Request
Where a line holds the word "from", copy that line.

The records
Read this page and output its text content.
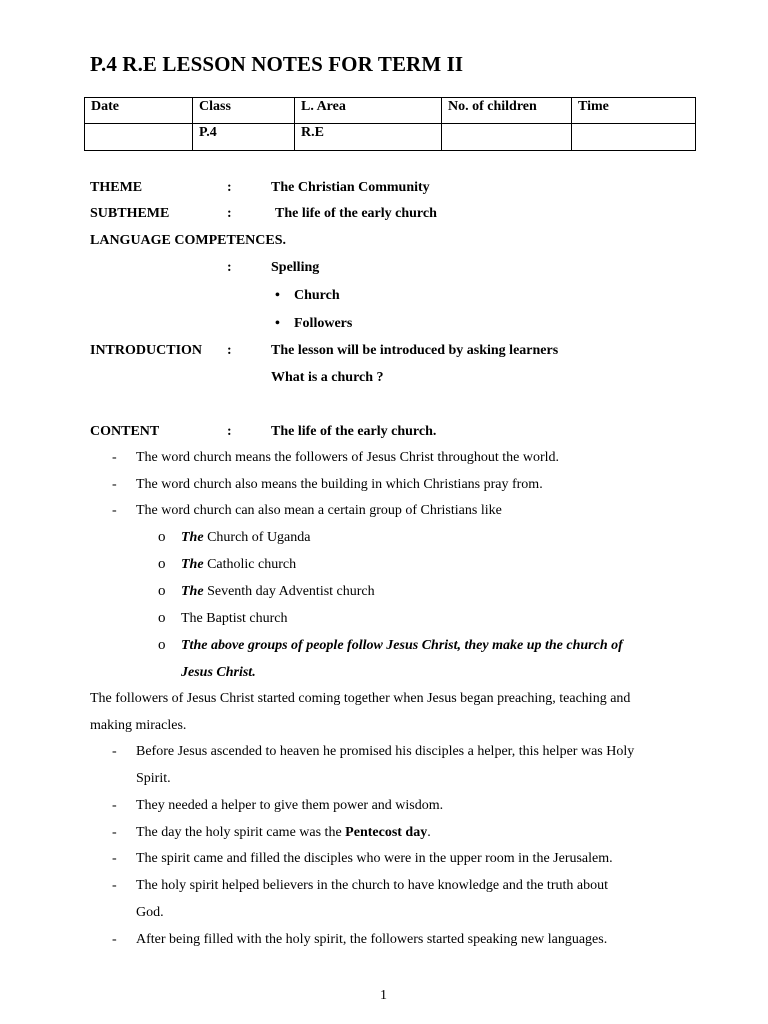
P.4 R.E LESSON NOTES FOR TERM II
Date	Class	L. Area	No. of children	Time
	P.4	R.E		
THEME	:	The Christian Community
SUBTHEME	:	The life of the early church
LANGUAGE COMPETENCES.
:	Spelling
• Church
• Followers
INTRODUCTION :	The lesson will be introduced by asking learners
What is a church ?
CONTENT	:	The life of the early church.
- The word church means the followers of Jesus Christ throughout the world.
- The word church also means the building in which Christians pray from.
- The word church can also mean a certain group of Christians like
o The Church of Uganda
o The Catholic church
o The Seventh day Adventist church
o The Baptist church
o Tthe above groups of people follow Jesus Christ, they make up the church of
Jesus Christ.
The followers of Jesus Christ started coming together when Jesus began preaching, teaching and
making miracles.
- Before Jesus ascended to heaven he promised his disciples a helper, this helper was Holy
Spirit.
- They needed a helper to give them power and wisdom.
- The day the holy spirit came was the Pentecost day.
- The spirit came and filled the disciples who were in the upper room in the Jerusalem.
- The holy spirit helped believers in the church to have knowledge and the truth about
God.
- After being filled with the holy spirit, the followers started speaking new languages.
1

---

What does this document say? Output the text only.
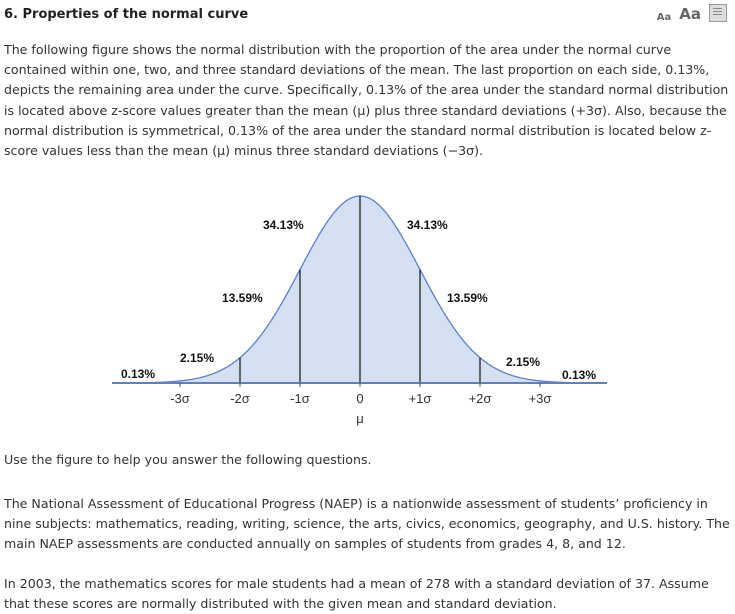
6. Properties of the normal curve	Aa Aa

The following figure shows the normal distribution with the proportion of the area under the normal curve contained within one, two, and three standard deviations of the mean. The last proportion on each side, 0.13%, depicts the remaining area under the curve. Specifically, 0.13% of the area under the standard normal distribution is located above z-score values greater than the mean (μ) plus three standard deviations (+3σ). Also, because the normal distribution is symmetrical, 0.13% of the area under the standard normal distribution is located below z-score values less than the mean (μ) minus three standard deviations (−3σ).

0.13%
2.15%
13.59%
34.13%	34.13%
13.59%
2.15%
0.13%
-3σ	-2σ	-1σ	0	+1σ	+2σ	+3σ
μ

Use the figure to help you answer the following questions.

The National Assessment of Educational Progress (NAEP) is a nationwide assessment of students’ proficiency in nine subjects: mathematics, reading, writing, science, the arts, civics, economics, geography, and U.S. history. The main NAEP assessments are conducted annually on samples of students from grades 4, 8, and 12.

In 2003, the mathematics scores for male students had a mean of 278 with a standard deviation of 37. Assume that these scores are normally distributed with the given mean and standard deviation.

Result of the exercise
- The word church also means the building in which Christians pray from.
The National Assessment of Educational Progress (NAEP) is a nationwide assessment of students’ proficiency in nine subjects: mathematics, reading, writing, science, the arts, civics, economics, geography, and U.S. history. The main NAEP assessments are conducted annually on samples of students from grades 4, 8, and 12.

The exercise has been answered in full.